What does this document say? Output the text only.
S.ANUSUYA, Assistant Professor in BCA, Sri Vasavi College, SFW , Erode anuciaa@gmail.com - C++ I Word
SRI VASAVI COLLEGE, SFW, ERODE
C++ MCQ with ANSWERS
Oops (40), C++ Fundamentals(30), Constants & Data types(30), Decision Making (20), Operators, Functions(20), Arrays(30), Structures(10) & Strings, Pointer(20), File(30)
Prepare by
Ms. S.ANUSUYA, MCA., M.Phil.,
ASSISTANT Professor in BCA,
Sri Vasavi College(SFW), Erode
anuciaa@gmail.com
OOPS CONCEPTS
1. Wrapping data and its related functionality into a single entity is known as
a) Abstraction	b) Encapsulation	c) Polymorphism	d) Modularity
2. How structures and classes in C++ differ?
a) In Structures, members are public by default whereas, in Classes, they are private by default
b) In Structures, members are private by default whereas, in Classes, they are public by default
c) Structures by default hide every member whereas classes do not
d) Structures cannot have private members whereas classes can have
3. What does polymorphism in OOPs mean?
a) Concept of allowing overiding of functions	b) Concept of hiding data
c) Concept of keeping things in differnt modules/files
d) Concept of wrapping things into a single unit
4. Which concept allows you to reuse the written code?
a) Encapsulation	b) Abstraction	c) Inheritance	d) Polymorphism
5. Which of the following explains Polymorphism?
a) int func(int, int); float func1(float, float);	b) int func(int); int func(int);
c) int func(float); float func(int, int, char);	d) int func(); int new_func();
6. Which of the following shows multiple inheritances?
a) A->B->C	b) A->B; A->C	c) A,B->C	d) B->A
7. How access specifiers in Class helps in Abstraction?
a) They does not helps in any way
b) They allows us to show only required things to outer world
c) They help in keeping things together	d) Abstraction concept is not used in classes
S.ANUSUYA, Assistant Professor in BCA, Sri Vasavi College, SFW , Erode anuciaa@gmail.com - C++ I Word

■ ■ ■ ■ ■ ■ ■

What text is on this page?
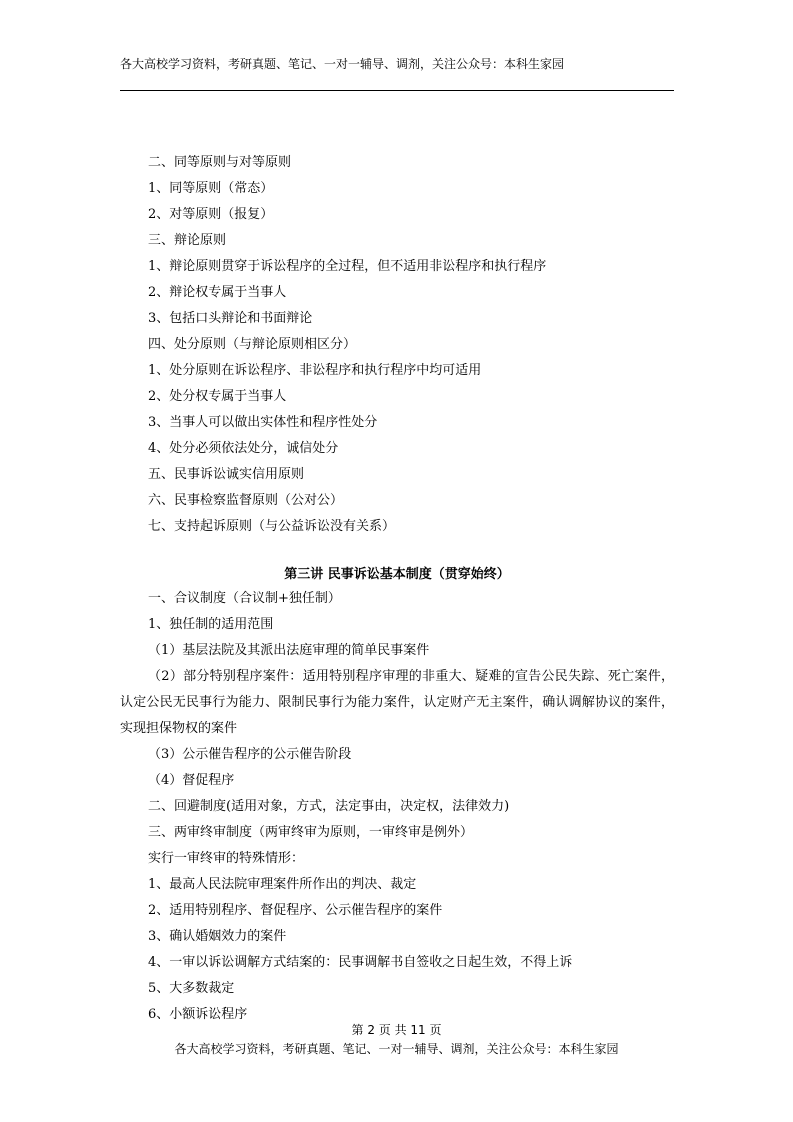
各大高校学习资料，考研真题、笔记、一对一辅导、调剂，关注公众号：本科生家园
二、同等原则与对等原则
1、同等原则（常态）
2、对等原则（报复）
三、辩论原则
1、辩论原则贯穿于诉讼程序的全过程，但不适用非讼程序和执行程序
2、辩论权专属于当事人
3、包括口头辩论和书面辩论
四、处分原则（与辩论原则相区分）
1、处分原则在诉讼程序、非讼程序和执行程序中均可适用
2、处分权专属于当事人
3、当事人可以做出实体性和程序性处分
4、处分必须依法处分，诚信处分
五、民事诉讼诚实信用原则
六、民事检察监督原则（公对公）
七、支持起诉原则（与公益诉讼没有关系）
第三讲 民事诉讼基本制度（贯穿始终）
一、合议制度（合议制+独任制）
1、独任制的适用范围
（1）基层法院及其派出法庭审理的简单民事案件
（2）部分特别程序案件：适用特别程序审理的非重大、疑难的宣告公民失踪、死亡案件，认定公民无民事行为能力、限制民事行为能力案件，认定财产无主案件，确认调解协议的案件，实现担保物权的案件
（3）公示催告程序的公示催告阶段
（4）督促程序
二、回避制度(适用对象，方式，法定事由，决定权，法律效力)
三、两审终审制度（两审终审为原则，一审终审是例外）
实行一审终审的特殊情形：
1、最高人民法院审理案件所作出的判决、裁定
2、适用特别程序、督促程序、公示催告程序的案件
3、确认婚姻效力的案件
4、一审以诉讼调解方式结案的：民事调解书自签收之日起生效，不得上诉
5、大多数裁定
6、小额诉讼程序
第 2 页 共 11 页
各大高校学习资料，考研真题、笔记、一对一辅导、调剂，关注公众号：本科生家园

■ ■ ■ ■ ■ ■ ■

• Requirements
Of all the lines above, how many contain the word "What"? Answer with only the number.

• Solution for this problem
3